- **PROMPT**
Quote every line as given.

- **Data records**
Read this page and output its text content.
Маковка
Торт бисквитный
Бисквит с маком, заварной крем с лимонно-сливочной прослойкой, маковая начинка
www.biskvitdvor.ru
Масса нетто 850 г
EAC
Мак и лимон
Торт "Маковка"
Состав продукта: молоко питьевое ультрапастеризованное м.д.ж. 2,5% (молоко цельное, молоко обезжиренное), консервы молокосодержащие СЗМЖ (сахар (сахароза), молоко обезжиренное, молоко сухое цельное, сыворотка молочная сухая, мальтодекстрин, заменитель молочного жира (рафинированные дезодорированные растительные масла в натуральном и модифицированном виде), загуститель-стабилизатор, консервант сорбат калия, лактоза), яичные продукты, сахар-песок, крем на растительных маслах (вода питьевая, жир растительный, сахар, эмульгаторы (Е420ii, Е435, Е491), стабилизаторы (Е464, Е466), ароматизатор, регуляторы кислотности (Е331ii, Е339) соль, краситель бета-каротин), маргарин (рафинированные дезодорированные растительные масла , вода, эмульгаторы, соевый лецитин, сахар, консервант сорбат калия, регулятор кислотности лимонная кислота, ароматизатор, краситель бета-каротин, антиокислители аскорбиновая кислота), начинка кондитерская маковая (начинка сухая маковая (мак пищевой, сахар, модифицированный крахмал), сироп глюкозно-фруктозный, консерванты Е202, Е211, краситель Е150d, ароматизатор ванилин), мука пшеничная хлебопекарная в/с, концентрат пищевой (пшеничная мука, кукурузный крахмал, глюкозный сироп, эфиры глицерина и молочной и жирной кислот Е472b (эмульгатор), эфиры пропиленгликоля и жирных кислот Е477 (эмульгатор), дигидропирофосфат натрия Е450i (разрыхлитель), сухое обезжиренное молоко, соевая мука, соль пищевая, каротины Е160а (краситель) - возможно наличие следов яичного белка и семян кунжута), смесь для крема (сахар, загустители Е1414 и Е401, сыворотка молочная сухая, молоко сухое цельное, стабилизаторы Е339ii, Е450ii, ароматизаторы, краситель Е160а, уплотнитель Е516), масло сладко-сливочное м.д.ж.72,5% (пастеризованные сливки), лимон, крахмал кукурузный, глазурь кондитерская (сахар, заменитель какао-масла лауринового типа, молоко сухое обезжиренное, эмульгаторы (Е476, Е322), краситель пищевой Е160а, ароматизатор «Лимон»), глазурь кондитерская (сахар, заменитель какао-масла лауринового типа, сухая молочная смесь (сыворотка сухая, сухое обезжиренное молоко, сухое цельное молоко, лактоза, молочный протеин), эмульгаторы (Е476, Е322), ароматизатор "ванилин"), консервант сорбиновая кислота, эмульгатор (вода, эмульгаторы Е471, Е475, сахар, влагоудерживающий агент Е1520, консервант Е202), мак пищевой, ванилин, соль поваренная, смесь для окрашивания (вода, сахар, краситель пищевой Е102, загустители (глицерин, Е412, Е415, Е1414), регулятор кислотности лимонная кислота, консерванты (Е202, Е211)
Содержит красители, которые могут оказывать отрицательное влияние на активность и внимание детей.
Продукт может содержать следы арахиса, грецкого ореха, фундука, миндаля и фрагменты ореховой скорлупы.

- **WRITTEN SOLUTION**
Read this page and output its text content.
Маковка
Торт бисквитный
Бисквит с маком, заварной крем с лимонно-сливочной прослойкой, маковая начинка
www.biskvitdvor.ru
Масса нетто 850 г
EAC
Мак и лимон
Торт "Маковка"
Состав продукта: молоко питьевое ультрапастеризованное м.д.ж. 2,5% (молоко цельное, молоко обезжиренное), консервы молокосодержащие СЗМЖ (сахар (сахароза), молоко обезжиренное, молоко сухое цельное, сыворотка молочная сухая, мальтодекстрин, заменитель молочного жира (рафинированные дезодорированные растительные масла в натуральном и модифицированном виде), загуститель-стабилизатор, консервант сорбат калия, лактоза), яичные продукты, сахар-песок, крем на растительных маслах (вода питьевая, жир растительный, сахар, эмульгаторы (Е420ii, Е435, Е491), стабилизаторы (Е464, Е466), ароматизатор, регуляторы кислотности (Е331ii, Е339) соль, краситель бета-каротин), маргарин (рафинированные дезодорированные растительные масла , вода, эмульгаторы, соевый лецитин, сахар, консервант сорбат калия, регулятор кислотности лимонная кислота, ароматизатор, краситель бета-каротин, антиокислители аскорбиновая кислота), начинка кондитерская маковая (начинка сухая маковая (мак пищевой, сахар, модифицированный крахмал), сироп глюкозно-фруктозный, консерванты Е202, Е211, краситель Е150d, ароматизатор ванилин), мука пшеничная хлебопекарная в/с, концентрат пищевой (пшеничная мука, кукурузный крахмал, глюкозный сироп, эфиры глицерина и молочной и жирной кислот Е472b (эмульгатор), эфиры пропиленгликоля и жирных кислот Е477 (эмульгатор), дигидропирофосфат натрия Е450i (разрыхлитель), сухое обезжиренное молоко, соевая мука, соль пищевая, каротины Е160а (краситель) - возможно наличие следов яичного белка и семян кунжута), смесь для крема (сахар, загустители Е1414 и Е401, сыворотка молочная сухая, молоко сухое цельное, стабилизаторы Е339ii, Е450ii, ароматизаторы, краситель Е160а, уплотнитель Е516), масло сладко-сливочное м.д.ж.72,5% (пастеризованные сливки), лимон, крахмал кукурузный, глазурь кондитерская (сахар, заменитель какао-масла лауринового типа, молоко сухое обезжиренное, эмульгаторы (Е476, Е322), краситель пищевой Е160а, ароматизатор «Лимон»), глазурь кондитерская (сахар, заменитель какао-масла лауринового типа, сухая молочная смесь (сыворотка сухая, сухое обезжиренное молоко, сухое цельное молоко, лактоза, молочный протеин), эмульгаторы (Е476, Е322), ароматизатор "ванилин"), консервант сорбиновая кислота, эмульгатор (вода, эмульгаторы Е471, Е475, сахар, влагоудерживающий агент Е1520, консервант Е202), мак пищевой, ванилин, соль поваренная, смесь для окрашивания (вода, сахар, краситель пищевой Е102, загустители (глицерин, Е412, Е415, Е1414), регулятор кислотности лимонная кислота, консерванты (Е202, Е211)
Содержит красители, которые могут оказывать отрицательное влияние на активность и внимание детей.
Продукт может содержать следы арахиса, грецкого ореха, фундука, миндаля и фрагменты ореховой скорлупы.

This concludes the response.